## Begin Material provided
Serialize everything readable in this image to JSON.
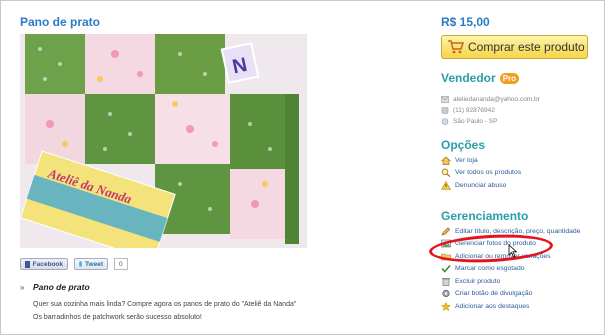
{
  "product": {
    "title": "Pano de prato",
    "price": "R$ 15,00",
    "buy_label": "Comprar este produto",
    "photo_text": "Ateliê da Nanda"
  },
  "vendor": {
    "heading": "Vendedor",
    "badge": "Pro",
    "email": "ateliedananda@yahoo.com.br",
    "phone": "(11) 92876942",
    "location": "São Paulo - SP"
  },
  "options": {
    "heading": "Opções",
    "items": [
      {
        "label": "Ver loja",
        "icon": "house-icon"
      },
      {
        "label": "Ver todos os produtos",
        "icon": "magnifier-icon"
      },
      {
        "label": "Denunciar abuso",
        "icon": "warning-icon"
      }
    ]
  },
  "management": {
    "heading": "Gerenciamento",
    "items": [
      {
        "label": "Editar título, descrição, preço, quantidade",
        "icon": "pencil-icon"
      },
      {
        "label": "Gerenciar fotos do produto",
        "icon": "photo-icon"
      },
      {
        "label": "Adicionar ou remover variações",
        "icon": "folder-icon"
      },
      {
        "label": "Marcar como esgotado",
        "icon": "check-icon"
      },
      {
        "label": "Excluir produto",
        "icon": "trash-icon"
      },
      {
        "label": "Criar botão de divulgação",
        "icon": "gear-icon"
      },
      {
        "label": "Adicionar aos destaques",
        "icon": "star-icon"
      }
    ]
  },
  "share": {
    "facebook": "Facebook",
    "tweet": "Tweet",
    "tweet_count": "0"
  },
  "description": {
    "bullet": "»",
    "title": "Pano de prato",
    "line1": "Quer sua cozinha mais linda? Compre agora os panos de prato do \"Ateliê da Nanda\"",
    "line2": "Os barradinhos de patchwork serão sucesso absoluto!"
  },
  "colors": {
    "accent": "#2a7bc4",
    "section": "#2a9ea6",
    "highlight": "#e3141c",
    "buy_button": "#f5d54a"
  }
}
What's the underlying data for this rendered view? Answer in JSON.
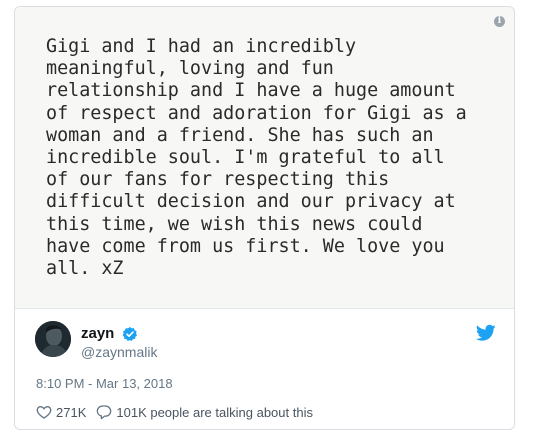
{
  "tweet": {
    "note_lines": [
      "Gigi and I had an incredibly",
      "meaningful, loving and fun",
      "relationship and I have a huge amount",
      "of respect and adoration for Gigi as a",
      "woman and a friend. She has such an",
      "incredible soul. I'm grateful to all",
      "of our fans for respecting this",
      "difficult decision and our privacy at",
      "this time, we wish this news could",
      "have come from us first. We love you",
      "all. xZ"
    ],
    "author": {
      "name": "zayn",
      "handle": "@zaynmalik",
      "verified": true
    },
    "timestamp": "8:10 PM - Mar 13, 2018",
    "likes": "271K",
    "talking": "101K people are talking about this"
  },
  "colors": {
    "twitter_blue": "#1da1f2",
    "secondary_text": "#657786",
    "heart_outline": "#657786"
  },
  "icons": [
    "info-icon",
    "verified-badge-icon",
    "twitter-bird-icon",
    "heart-icon",
    "comment-bubble-icon"
  ]
}
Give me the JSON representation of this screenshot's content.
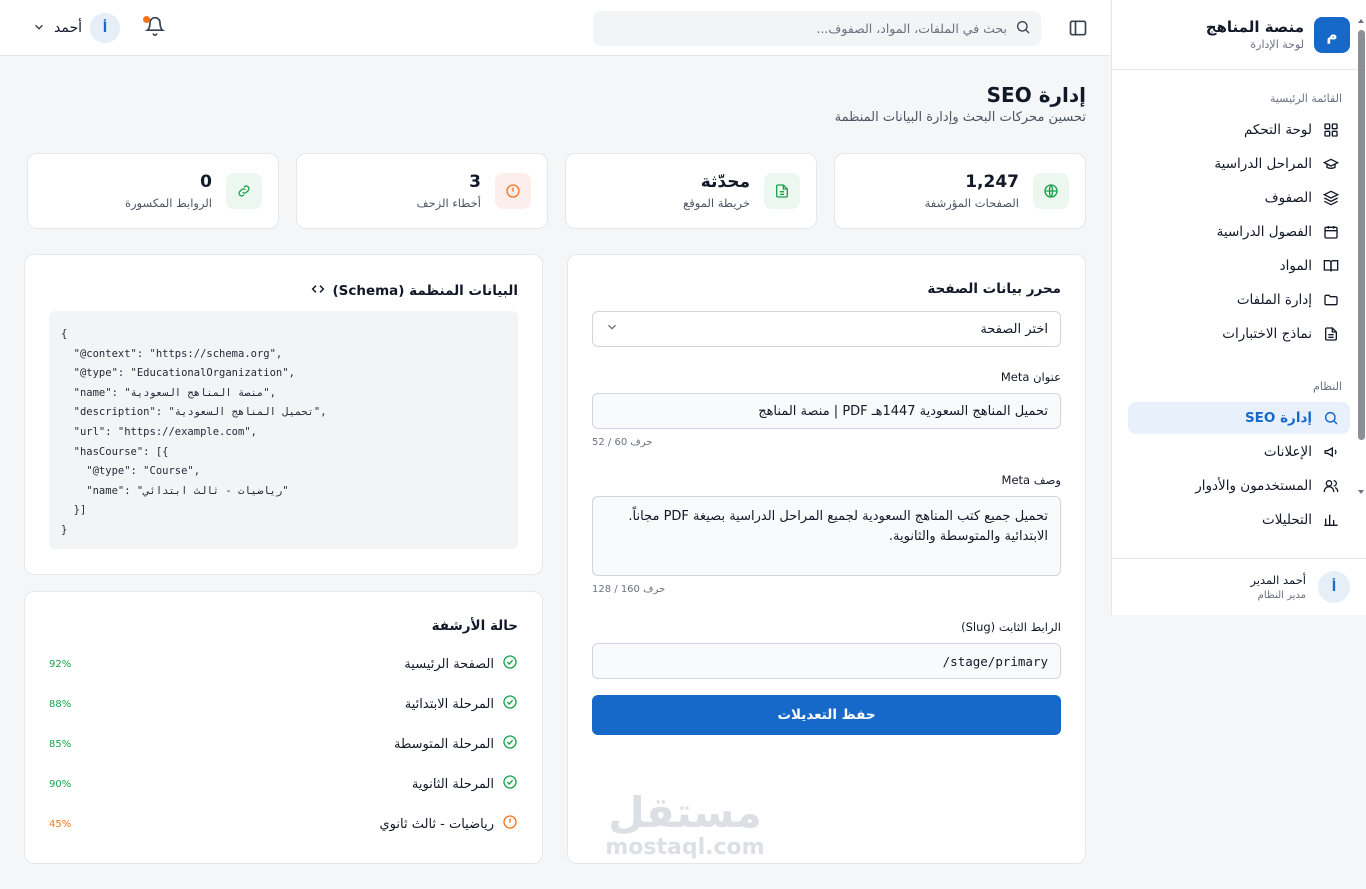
{
  "brand": {
    "logo_letter": "م",
    "title": "منصة المناهج",
    "subtitle": "لوحة الإدارة"
  },
  "sidebar": {
    "section_main": "القائمة الرئيسية",
    "main_items": [
      {
        "label": "لوحة التحكم",
        "icon": "grid-icon"
      },
      {
        "label": "المراحل الدراسية",
        "icon": "graduation-cap-icon"
      },
      {
        "label": "الصفوف",
        "icon": "layers-icon"
      },
      {
        "label": "الفصول الدراسية",
        "icon": "calendar-icon"
      },
      {
        "label": "المواد",
        "icon": "book-open-icon"
      },
      {
        "label": "إدارة الملفات",
        "icon": "folder-icon"
      },
      {
        "label": "نماذج الاختبارات",
        "icon": "file-text-icon"
      }
    ],
    "section_system": "النظام",
    "system_items": [
      {
        "label": "إدارة SEO",
        "icon": "search-icon",
        "active": true
      },
      {
        "label": "الإعلانات",
        "icon": "megaphone-icon"
      },
      {
        "label": "المستخدمون والأدوار",
        "icon": "users-icon"
      },
      {
        "label": "التحليلات",
        "icon": "bar-chart-icon"
      }
    ],
    "user": {
      "avatar": "أ",
      "name": "أحمد المدير",
      "role": "مدير النظام"
    }
  },
  "topbar": {
    "search_placeholder": "بحث في الملفات، المواد، الصفوف...",
    "user_name": "أحمد",
    "user_avatar": "أ"
  },
  "page": {
    "title": "إدارة SEO",
    "subtitle": "تحسين محركات البحث وإدارة البيانات المنظمة"
  },
  "stats": [
    {
      "value": "1,247",
      "label": "الصفحات المؤرشفة",
      "icon": "globe-icon",
      "color": "#16a34a",
      "bg": "#ecf7ef"
    },
    {
      "value": "محدّثة",
      "label": "خريطة الموقع",
      "icon": "file-icon",
      "color": "#16a34a",
      "bg": "#ecf7ef"
    },
    {
      "value": "3",
      "label": "أخطاء الزحف",
      "icon": "alert-icon",
      "color": "#f97316",
      "bg": "#fdeeee"
    },
    {
      "value": "0",
      "label": "الروابط المكسورة",
      "icon": "link-icon",
      "color": "#16a34a",
      "bg": "#ecf7ef"
    }
  ],
  "editor": {
    "title": "محرر بيانات الصفحة",
    "select_value": "اختر الصفحة",
    "meta_title_label": "عنوان Meta",
    "meta_title_value": "تحميل المناهج السعودية 1447هـ PDF | منصة المناهج",
    "meta_title_count": "52 / 60 حرف",
    "meta_desc_label": "وصف Meta",
    "meta_desc_value": "تحميل جميع كتب المناهج السعودية لجميع المراحل الدراسية بصيغة PDF مجاناً. الابتدائية والمتوسطة والثانوية.",
    "meta_desc_count": "128 / 160 حرف",
    "slug_label": "الرابط الثابت (Slug)",
    "slug_value": "/stage/primary",
    "save_label": "حفظ التعديلات"
  },
  "schema": {
    "title": "البيانات المنظمة (Schema)",
    "code": "{\n  \"@context\": \"https://schema.org\",\n  \"@type\": \"EducationalOrganization\",\n  \"name\": \"منصة المناهج السعودية\",\n  \"description\": \"تحميل المناهج السعودية\",\n  \"url\": \"https://example.com\",\n  \"hasCourse\": [{\n    \"@type\": \"Course\",\n    \"name\": \"رياضيات - ثالث ابتدائي\"\n  }]\n}"
  },
  "indexing": {
    "title": "حالة الأرشفة",
    "rows": [
      {
        "label": "الصفحة الرئيسية",
        "percent": "92%",
        "status": "ok"
      },
      {
        "label": "المرحلة الابتدائية",
        "percent": "88%",
        "status": "ok"
      },
      {
        "label": "المرحلة المتوسطة",
        "percent": "85%",
        "status": "ok"
      },
      {
        "label": "المرحلة الثانوية",
        "percent": "90%",
        "status": "ok"
      },
      {
        "label": "رياضيات - ثالث ثانوي",
        "percent": "45%",
        "status": "warn"
      }
    ]
  },
  "colors": {
    "primary": "#1769c9",
    "ok": "#16a34a",
    "warn": "#f97316"
  },
  "watermark": {
    "ar": "مستقل",
    "en": "mostaql.com"
  }
}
## End Material provided
Short task
Copy out each line exactly, without the pictures.

Response
Serialize everything readable in this image to JSON.
{
  "product": {
    "title": "Pano de prato",
    "price": "R$ 15,00",
    "buy_label": "Comprar este produto",
    "photo_text": "Ateliê da Nanda"
  },
  "vendor": {
    "heading": "Vendedor",
    "badge": "Pro",
    "email": "ateliedananda@yahoo.com.br",
    "phone": "(11) 92876942",
    "location": "São Paulo - SP"
  },
  "options": {
    "heading": "Opções",
    "items": [
      {
        "label": "Ver loja",
        "icon": "house-icon"
      },
      {
        "label": "Ver todos os produtos",
        "icon": "magnifier-icon"
      },
      {
        "label": "Denunciar abuso",
        "icon": "warning-icon"
      }
    ]
  },
  "management": {
    "heading": "Gerenciamento",
    "items": [
      {
        "label": "Editar título, descrição, preço, quantidade",
        "icon": "pencil-icon"
      },
      {
        "label": "Gerenciar fotos do produto",
        "icon": "photo-icon"
      },
      {
        "label": "Adicionar ou remover variações",
        "icon": "folder-icon"
      },
      {
        "label": "Marcar como esgotado",
        "icon": "check-icon"
      },
      {
        "label": "Excluir produto",
        "icon": "trash-icon"
      },
      {
        "label": "Criar botão de divulgação",
        "icon": "gear-icon"
      },
      {
        "label": "Adicionar aos destaques",
        "icon": "star-icon"
      }
    ]
  },
  "share": {
    "facebook": "Facebook",
    "tweet": "Tweet",
    "tweet_count": "0"
  },
  "description": {
    "bullet": "»",
    "title": "Pano de prato",
    "line1": "Quer sua cozinha mais linda? Compre agora os panos de prato do \"Ateliê da Nanda\"",
    "line2": "Os barradinhos de patchwork serão sucesso absoluto!"
  },
  "colors": {
    "accent": "#2a7bc4",
    "section": "#2a9ea6",
    "highlight": "#e3141c",
    "buy_button": "#f5d54a"
  }
}
What's the underlying data for this rendered view? Answer in JSON.
{
  "tweet": {
    "note_lines": [
      "Gigi and I had an incredibly",
      "meaningful, loving and fun",
      "relationship and I have a huge amount",
      "of respect and adoration for Gigi as a",
      "woman and a friend. She has such an",
      "incredible soul. I'm grateful to all",
      "of our fans for respecting this",
      "difficult decision and our privacy at",
      "this time, we wish this news could",
      "have come from us first. We love you",
      "all. xZ"
    ],
    "author": {
      "name": "zayn",
      "handle": "@zaynmalik",
      "verified": true
    },
    "timestamp": "8:10 PM - Mar 13, 2018",
    "likes": "271K",
    "talking": "101K people are talking about this"
  },
  "colors": {
    "twitter_blue": "#1da1f2",
    "secondary_text": "#657786",
    "heart_outline": "#657786"
  },
  "icons": [
    "info-icon",
    "verified-badge-icon",
    "twitter-bird-icon",
    "heart-icon",
    "comment-bubble-icon"
  ]
}
Give me the JSON representation of this screenshot's content.
{
  "brand": {
    "logo_letter": "م",
    "title": "منصة المناهج",
    "subtitle": "لوحة الإدارة"
  },
  "sidebar": {
    "section_main": "القائمة الرئيسية",
    "main_items": [
      {
        "label": "لوحة التحكم",
        "icon": "grid-icon"
      },
      {
        "label": "المراحل الدراسية",
        "icon": "graduation-cap-icon"
      },
      {
        "label": "الصفوف",
        "icon": "layers-icon"
      },
      {
        "label": "الفصول الدراسية",
        "icon": "calendar-icon"
      },
      {
        "label": "المواد",
        "icon": "book-open-icon"
      },
      {
        "label": "إدارة الملفات",
        "icon": "folder-icon"
      },
      {
        "label": "نماذج الاختبارات",
        "icon": "file-text-icon"
      }
    ],
    "section_system": "النظام",
    "system_items": [
      {
        "label": "إدارة SEO",
        "icon": "search-icon",
        "active": true
      },
      {
        "label": "الإعلانات",
        "icon": "megaphone-icon"
      },
      {
        "label": "المستخدمون والأدوار",
        "icon": "users-icon"
      },
      {
        "label": "التحليلات",
        "icon": "bar-chart-icon"
      }
    ],
    "user": {
      "avatar": "أ",
      "name": "أحمد المدير",
      "role": "مدير النظام"
    }
  },
  "topbar": {
    "search_placeholder": "بحث في الملفات، المواد، الصفوف...",
    "user_name": "أحمد",
    "user_avatar": "أ"
  },
  "page": {
    "title": "إدارة SEO",
    "subtitle": "تحسين محركات البحث وإدارة البيانات المنظمة"
  },
  "stats": [
    {
      "value": "1,247",
      "label": "الصفحات المؤرشفة",
      "icon": "globe-icon",
      "color": "#16a34a",
      "bg": "#ecf7ef"
    },
    {
      "value": "محدّثة",
      "label": "خريطة الموقع",
      "icon": "file-icon",
      "color": "#16a34a",
      "bg": "#ecf7ef"
    },
    {
      "value": "3",
      "label": "أخطاء الزحف",
      "icon": "alert-icon",
      "color": "#f97316",
      "bg": "#fdeeee"
    },
    {
      "value": "0",
      "label": "الروابط المكسورة",
      "icon": "link-icon",
      "color": "#16a34a",
      "bg": "#ecf7ef"
    }
  ],
  "editor": {
    "title": "محرر بيانات الصفحة",
    "select_value": "اختر الصفحة",
    "meta_title_label": "عنوان Meta",
    "meta_title_value": "تحميل المناهج السعودية 1447هـ PDF | منصة المناهج",
    "meta_title_count": "52 / 60 حرف",
    "meta_desc_label": "وصف Meta",
    "meta_desc_value": "تحميل جميع كتب المناهج السعودية لجميع المراحل الدراسية بصيغة PDF مجاناً. الابتدائية والمتوسطة والثانوية.",
    "meta_desc_count": "128 / 160 حرف",
    "slug_label": "الرابط الثابت (Slug)",
    "slug_value": "/stage/primary",
    "save_label": "حفظ التعديلات"
  },
  "schema": {
    "title": "البيانات المنظمة (Schema)",
    "code": "{\n  \"@context\": \"https://schema.org\",\n  \"@type\": \"EducationalOrganization\",\n  \"name\": \"منصة المناهج السعودية\",\n  \"description\": \"تحميل المناهج السعودية\",\n  \"url\": \"https://example.com\",\n  \"hasCourse\": [{\n    \"@type\": \"Course\",\n    \"name\": \"رياضيات - ثالث ابتدائي\"\n  }]\n}"
  },
  "indexing": {
    "title": "حالة الأرشفة",
    "rows": [
      {
        "label": "الصفحة الرئيسية",
        "percent": "92%",
        "status": "ok"
      },
      {
        "label": "المرحلة الابتدائية",
        "percent": "88%",
        "status": "ok"
      },
      {
        "label": "المرحلة المتوسطة",
        "percent": "85%",
        "status": "ok"
      },
      {
        "label": "المرحلة الثانوية",
        "percent": "90%",
        "status": "ok"
      },
      {
        "label": "رياضيات - ثالث ثانوي",
        "percent": "45%",
        "status": "warn"
      }
    ]
  },
  "colors": {
    "primary": "#1769c9",
    "ok": "#16a34a",
    "warn": "#f97316"
  },
  "watermark": {
    "ar": "مستقل",
    "en": "mostaql.com"
  }
}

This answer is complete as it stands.